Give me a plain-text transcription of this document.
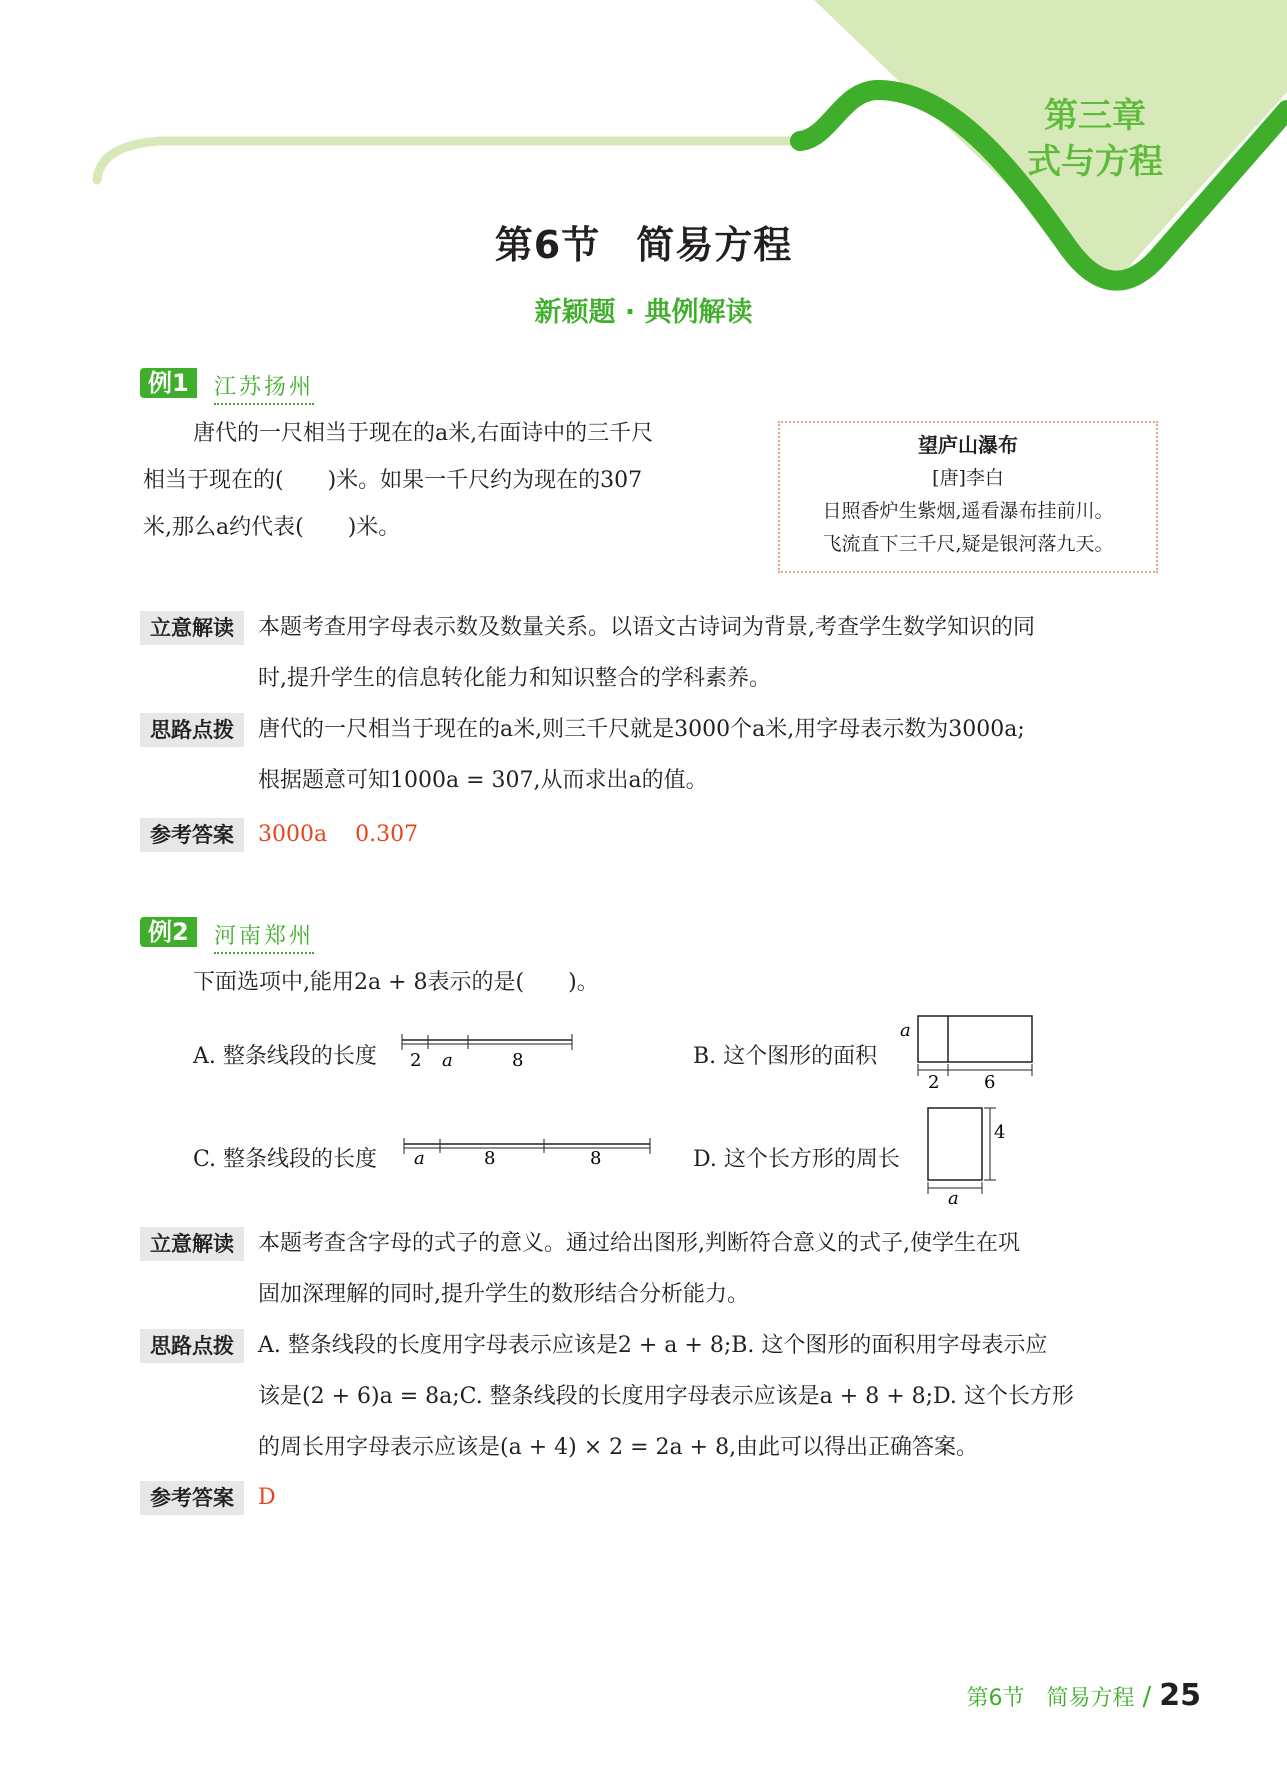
第三章
式与方程
第6节 简易方程
新颖题 · 典例解读
例1	江苏扬州
唐代的一尺相当于现在的a米,右面诗中的三千尺
相当于现在的(　　)米。如果一千尺约为现在的307
米,那么a约代表(　　)米。
望庐山瀑布
[唐]李白
日照香炉生紫烟,遥看瀑布挂前川。
飞流直下三千尺,疑是银河落九天。
立意解读	本题考查用字母表示数及数量关系。以语文古诗词为背景,考查学生数学知识的同
时,提升学生的信息转化能力和知识整合的学科素养。
思路点拨	唐代的一尺相当于现在的a米,则三千尺就是3000个a米,用字母表示数为3000a;
根据题意可知1000a = 307,从而求出a的值。
参考答案	3000a 0.307
例2	河南郑州
下面选项中,能用2a + 8表示的是(　　)。
A. 整条线段的长度 2 a	8	B. 这个图形的面积
a
2 6
C. 整条线段的长度 a	8	8	D. 这个长方形的周长
4
a
立意解读	本题考查含字母的式子的意义。通过给出图形,判断符合意义的式子,使学生在巩
固加深理解的同时,提升学生的数形结合分析能力。
思路点拨	A. 整条线段的长度用字母表示应该是2 + a + 8;B. 这个图形的面积用字母表示应
该是(2 + 6)a = 8a;C. 整条线段的长度用字母表示应该是a + 8 + 8;D. 这个长方形
的周长用字母表示应该是(a + 4) × 2 = 2a + 8,由此可以得出正确答案。
参考答案	D
第6节　简易方程 / 25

★ ★ ★

Pull every line containing "立意解读" out of the data above.

In response:
立意解读	本题考查用字母表示数及数量关系。以语文古诗词为背景,考查学生数学知识的同
立意解读	本题考查含字母的式子的意义。通过给出图形,判断符合意义的式子,使学生在巩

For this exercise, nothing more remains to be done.